Provided material —
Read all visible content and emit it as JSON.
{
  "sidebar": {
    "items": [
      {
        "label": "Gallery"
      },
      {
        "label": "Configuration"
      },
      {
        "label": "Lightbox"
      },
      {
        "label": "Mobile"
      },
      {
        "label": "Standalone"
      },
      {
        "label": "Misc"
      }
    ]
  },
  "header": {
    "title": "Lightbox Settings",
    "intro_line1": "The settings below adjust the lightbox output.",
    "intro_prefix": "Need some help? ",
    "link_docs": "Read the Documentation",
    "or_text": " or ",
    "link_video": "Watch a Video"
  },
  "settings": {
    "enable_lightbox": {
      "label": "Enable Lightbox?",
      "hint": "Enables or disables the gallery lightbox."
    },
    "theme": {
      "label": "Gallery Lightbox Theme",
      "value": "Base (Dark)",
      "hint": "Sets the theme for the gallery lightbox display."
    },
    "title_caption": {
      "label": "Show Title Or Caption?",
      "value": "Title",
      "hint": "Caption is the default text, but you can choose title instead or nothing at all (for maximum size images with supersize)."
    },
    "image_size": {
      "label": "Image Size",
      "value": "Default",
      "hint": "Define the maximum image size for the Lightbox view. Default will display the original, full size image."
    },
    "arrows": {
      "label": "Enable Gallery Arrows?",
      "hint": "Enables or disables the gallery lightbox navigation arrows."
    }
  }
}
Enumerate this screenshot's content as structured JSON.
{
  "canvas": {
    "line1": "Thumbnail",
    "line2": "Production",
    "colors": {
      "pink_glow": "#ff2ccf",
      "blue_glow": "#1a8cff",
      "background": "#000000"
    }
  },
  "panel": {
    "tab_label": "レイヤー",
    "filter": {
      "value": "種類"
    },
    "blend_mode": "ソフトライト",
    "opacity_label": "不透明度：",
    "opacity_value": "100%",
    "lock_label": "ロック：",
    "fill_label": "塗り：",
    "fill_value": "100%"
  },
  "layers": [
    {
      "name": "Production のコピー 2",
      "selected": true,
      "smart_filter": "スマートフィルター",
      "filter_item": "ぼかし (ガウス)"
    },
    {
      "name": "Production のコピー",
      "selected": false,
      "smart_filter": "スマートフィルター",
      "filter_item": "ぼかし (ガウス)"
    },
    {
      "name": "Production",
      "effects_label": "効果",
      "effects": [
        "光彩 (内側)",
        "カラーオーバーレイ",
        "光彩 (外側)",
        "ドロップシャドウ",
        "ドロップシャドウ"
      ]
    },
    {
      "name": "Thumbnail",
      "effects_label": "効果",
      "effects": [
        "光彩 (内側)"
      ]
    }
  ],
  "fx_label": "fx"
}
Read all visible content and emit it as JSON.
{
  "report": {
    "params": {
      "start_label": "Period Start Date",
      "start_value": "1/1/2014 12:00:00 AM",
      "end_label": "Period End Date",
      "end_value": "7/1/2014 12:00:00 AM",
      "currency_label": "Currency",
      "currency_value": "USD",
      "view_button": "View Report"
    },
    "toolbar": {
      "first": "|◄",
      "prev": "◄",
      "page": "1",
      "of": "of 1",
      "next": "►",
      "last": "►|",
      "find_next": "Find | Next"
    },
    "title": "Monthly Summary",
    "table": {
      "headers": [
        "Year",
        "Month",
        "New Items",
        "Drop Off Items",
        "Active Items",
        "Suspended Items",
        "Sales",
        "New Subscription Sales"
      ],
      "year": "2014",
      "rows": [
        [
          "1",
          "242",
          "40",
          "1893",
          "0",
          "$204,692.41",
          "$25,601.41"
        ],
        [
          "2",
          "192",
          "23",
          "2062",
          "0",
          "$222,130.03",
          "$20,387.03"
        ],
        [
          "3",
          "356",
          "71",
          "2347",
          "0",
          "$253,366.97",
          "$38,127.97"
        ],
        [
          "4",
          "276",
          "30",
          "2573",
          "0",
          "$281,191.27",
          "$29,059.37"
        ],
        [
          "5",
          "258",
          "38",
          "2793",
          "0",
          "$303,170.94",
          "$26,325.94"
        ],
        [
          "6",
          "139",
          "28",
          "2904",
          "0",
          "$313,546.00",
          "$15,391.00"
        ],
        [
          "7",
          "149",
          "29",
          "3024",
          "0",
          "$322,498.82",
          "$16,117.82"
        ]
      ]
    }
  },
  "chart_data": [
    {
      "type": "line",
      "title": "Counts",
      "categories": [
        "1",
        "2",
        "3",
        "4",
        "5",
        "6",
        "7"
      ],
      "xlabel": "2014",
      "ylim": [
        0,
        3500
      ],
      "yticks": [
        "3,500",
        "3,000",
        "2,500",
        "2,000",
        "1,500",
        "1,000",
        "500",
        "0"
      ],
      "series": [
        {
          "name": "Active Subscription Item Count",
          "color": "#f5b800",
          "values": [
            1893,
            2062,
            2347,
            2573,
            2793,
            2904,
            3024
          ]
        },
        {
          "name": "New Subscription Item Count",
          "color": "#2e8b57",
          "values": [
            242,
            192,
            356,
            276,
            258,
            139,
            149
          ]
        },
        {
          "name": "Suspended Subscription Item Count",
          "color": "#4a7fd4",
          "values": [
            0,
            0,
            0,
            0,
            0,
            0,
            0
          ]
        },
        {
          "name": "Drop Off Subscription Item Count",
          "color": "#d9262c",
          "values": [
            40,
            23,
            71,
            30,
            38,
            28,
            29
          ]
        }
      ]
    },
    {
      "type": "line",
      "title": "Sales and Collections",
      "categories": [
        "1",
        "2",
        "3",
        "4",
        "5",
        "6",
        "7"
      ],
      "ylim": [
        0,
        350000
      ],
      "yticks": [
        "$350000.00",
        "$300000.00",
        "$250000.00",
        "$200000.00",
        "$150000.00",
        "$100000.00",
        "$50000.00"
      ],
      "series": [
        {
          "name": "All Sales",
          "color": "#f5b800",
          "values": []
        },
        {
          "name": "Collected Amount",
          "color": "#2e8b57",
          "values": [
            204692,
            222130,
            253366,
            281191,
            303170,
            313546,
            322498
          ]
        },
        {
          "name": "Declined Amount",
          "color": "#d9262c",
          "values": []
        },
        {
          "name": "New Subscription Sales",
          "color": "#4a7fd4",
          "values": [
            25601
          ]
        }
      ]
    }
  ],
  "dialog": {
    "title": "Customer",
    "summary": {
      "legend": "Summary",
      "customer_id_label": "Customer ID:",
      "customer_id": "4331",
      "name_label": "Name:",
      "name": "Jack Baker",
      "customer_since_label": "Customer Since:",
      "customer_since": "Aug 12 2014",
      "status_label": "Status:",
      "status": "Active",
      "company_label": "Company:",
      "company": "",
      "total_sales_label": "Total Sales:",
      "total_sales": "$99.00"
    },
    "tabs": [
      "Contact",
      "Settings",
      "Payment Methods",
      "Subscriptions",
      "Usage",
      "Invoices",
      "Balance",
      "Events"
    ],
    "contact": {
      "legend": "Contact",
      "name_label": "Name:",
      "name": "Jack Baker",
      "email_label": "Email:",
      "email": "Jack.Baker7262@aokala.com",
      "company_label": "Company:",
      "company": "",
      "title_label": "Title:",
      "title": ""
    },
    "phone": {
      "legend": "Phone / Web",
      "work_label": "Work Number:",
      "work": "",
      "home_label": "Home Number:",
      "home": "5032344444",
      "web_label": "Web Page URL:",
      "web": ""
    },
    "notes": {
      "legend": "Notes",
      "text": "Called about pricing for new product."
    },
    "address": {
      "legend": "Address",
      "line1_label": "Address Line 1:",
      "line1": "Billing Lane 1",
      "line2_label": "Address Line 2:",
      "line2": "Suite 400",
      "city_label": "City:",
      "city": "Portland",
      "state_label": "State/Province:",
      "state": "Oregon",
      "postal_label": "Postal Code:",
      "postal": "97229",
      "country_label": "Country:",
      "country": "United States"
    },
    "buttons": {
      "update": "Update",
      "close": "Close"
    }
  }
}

Task brief — Print back all the lines verbatim.

The result —
Read all visible content and emit it as JSON.
{
  "sidebar": {
    "items": [
      {
        "label": "Gallery"
      },
      {
        "label": "Configuration"
      },
      {
        "label": "Lightbox"
      },
      {
        "label": "Mobile"
      },
      {
        "label": "Standalone"
      },
      {
        "label": "Misc"
      }
    ]
  },
  "header": {
    "title": "Lightbox Settings",
    "intro_line1": "The settings below adjust the lightbox output.",
    "intro_prefix": "Need some help? ",
    "link_docs": "Read the Documentation",
    "or_text": " or ",
    "link_video": "Watch a Video"
  },
  "settings": {
    "enable_lightbox": {
      "label": "Enable Lightbox?",
      "hint": "Enables or disables the gallery lightbox."
    },
    "theme": {
      "label": "Gallery Lightbox Theme",
      "value": "Base (Dark)",
      "hint": "Sets the theme for the gallery lightbox display."
    },
    "title_caption": {
      "label": "Show Title Or Caption?",
      "value": "Title",
      "hint": "Caption is the default text, but you can choose title instead or nothing at all (for maximum size images with supersize)."
    },
    "image_size": {
      "label": "Image Size",
      "value": "Default",
      "hint": "Define the maximum image size for the Lightbox view. Default will display the original, full size image."
    },
    "arrows": {
      "label": "Enable Gallery Arrows?",
      "hint": "Enables or disables the gallery lightbox navigation arrows."
    }
  }
}
Enumerate this screenshot's content as structured JSON.
{
  "canvas": {
    "line1": "Thumbnail",
    "line2": "Production",
    "colors": {
      "pink_glow": "#ff2ccf",
      "blue_glow": "#1a8cff",
      "background": "#000000"
    }
  },
  "panel": {
    "tab_label": "レイヤー",
    "filter": {
      "value": "種類"
    },
    "blend_mode": "ソフトライト",
    "opacity_label": "不透明度：",
    "opacity_value": "100%",
    "lock_label": "ロック：",
    "fill_label": "塗り：",
    "fill_value": "100%"
  },
  "layers": [
    {
      "name": "Production のコピー 2",
      "selected": true,
      "smart_filter": "スマートフィルター",
      "filter_item": "ぼかし (ガウス)"
    },
    {
      "name": "Production のコピー",
      "selected": false,
      "smart_filter": "スマートフィルター",
      "filter_item": "ぼかし (ガウス)"
    },
    {
      "name": "Production",
      "effects_label": "効果",
      "effects": [
        "光彩 (内側)",
        "カラーオーバーレイ",
        "光彩 (外側)",
        "ドロップシャドウ",
        "ドロップシャドウ"
      ]
    },
    {
      "name": "Thumbnail",
      "effects_label": "効果",
      "effects": [
        "光彩 (内側)"
      ]
    }
  ],
  "fx_label": "fx"
}
Read all visible content and emit it as JSON.
{
  "report": {
    "params": {
      "start_label": "Period Start Date",
      "start_value": "1/1/2014 12:00:00 AM",
      "end_label": "Period End Date",
      "end_value": "7/1/2014 12:00:00 AM",
      "currency_label": "Currency",
      "currency_value": "USD",
      "view_button": "View Report"
    },
    "toolbar": {
      "first": "|◄",
      "prev": "◄",
      "page": "1",
      "of": "of 1",
      "next": "►",
      "last": "►|",
      "find_next": "Find | Next"
    },
    "title": "Monthly Summary",
    "table": {
      "headers": [
        "Year",
        "Month",
        "New Items",
        "Drop Off Items",
        "Active Items",
        "Suspended Items",
        "Sales",
        "New Subscription Sales"
      ],
      "year": "2014",
      "rows": [
        [
          "1",
          "242",
          "40",
          "1893",
          "0",
          "$204,692.41",
          "$25,601.41"
        ],
        [
          "2",
          "192",
          "23",
          "2062",
          "0",
          "$222,130.03",
          "$20,387.03"
        ],
        [
          "3",
          "356",
          "71",
          "2347",
          "0",
          "$253,366.97",
          "$38,127.97"
        ],
        [
          "4",
          "276",
          "30",
          "2573",
          "0",
          "$281,191.27",
          "$29,059.37"
        ],
        [
          "5",
          "258",
          "38",
          "2793",
          "0",
          "$303,170.94",
          "$26,325.94"
        ],
        [
          "6",
          "139",
          "28",
          "2904",
          "0",
          "$313,546.00",
          "$15,391.00"
        ],
        [
          "7",
          "149",
          "29",
          "3024",
          "0",
          "$322,498.82",
          "$16,117.82"
        ]
      ]
    }
  },
  "chart_data": [
    {
      "type": "line",
      "title": "Counts",
      "categories": [
        "1",
        "2",
        "3",
        "4",
        "5",
        "6",
        "7"
      ],
      "xlabel": "2014",
      "ylim": [
        0,
        3500
      ],
      "yticks": [
        "3,500",
        "3,000",
        "2,500",
        "2,000",
        "1,500",
        "1,000",
        "500",
        "0"
      ],
      "series": [
        {
          "name": "Active Subscription Item Count",
          "color": "#f5b800",
          "values": [
            1893,
            2062,
            2347,
            2573,
            2793,
            2904,
            3024
          ]
        },
        {
          "name": "New Subscription Item Count",
          "color": "#2e8b57",
          "values": [
            242,
            192,
            356,
            276,
            258,
            139,
            149
          ]
        },
        {
          "name": "Suspended Subscription Item Count",
          "color": "#4a7fd4",
          "values": [
            0,
            0,
            0,
            0,
            0,
            0,
            0
          ]
        },
        {
          "name": "Drop Off Subscription Item Count",
          "color": "#d9262c",
          "values": [
            40,
            23,
            71,
            30,
            38,
            28,
            29
          ]
        }
      ]
    },
    {
      "type": "line",
      "title": "Sales and Collections",
      "categories": [
        "1",
        "2",
        "3",
        "4",
        "5",
        "6",
        "7"
      ],
      "ylim": [
        0,
        350000
      ],
      "yticks": [
        "$350000.00",
        "$300000.00",
        "$250000.00",
        "$200000.00",
        "$150000.00",
        "$100000.00",
        "$50000.00"
      ],
      "series": [
        {
          "name": "All Sales",
          "color": "#f5b800",
          "values": []
        },
        {
          "name": "Collected Amount",
          "color": "#2e8b57",
          "values": [
            204692,
            222130,
            253366,
            281191,
            303170,
            313546,
            322498
          ]
        },
        {
          "name": "Declined Amount",
          "color": "#d9262c",
          "values": []
        },
        {
          "name": "New Subscription Sales",
          "color": "#4a7fd4",
          "values": [
            25601
          ]
        }
      ]
    }
  ],
  "dialog": {
    "title": "Customer",
    "summary": {
      "legend": "Summary",
      "customer_id_label": "Customer ID:",
      "customer_id": "4331",
      "name_label": "Name:",
      "name": "Jack Baker",
      "customer_since_label": "Customer Since:",
      "customer_since": "Aug 12 2014",
      "status_label": "Status:",
      "status": "Active",
      "company_label": "Company:",
      "company": "",
      "total_sales_label": "Total Sales:",
      "total_sales": "$99.00"
    },
    "tabs": [
      "Contact",
      "Settings",
      "Payment Methods",
      "Subscriptions",
      "Usage",
      "Invoices",
      "Balance",
      "Events"
    ],
    "contact": {
      "legend": "Contact",
      "name_label": "Name:",
      "name": "Jack Baker",
      "email_label": "Email:",
      "email": "Jack.Baker7262@aokala.com",
      "company_label": "Company:",
      "company": "",
      "title_label": "Title:",
      "title": ""
    },
    "phone": {
      "legend": "Phone / Web",
      "work_label": "Work Number:",
      "work": "",
      "home_label": "Home Number:",
      "home": "5032344444",
      "web_label": "Web Page URL:",
      "web": ""
    },
    "notes": {
      "legend": "Notes",
      "text": "Called about pricing for new product."
    },
    "address": {
      "legend": "Address",
      "line1_label": "Address Line 1:",
      "line1": "Billing Lane 1",
      "line2_label": "Address Line 2:",
      "line2": "Suite 400",
      "city_label": "City:",
      "city": "Portland",
      "state_label": "State/Province:",
      "state": "Oregon",
      "postal_label": "Postal Code:",
      "postal": "97229",
      "country_label": "Country:",
      "country": "United States"
    },
    "buttons": {
      "update": "Update",
      "close": "Close"
    }
  }
}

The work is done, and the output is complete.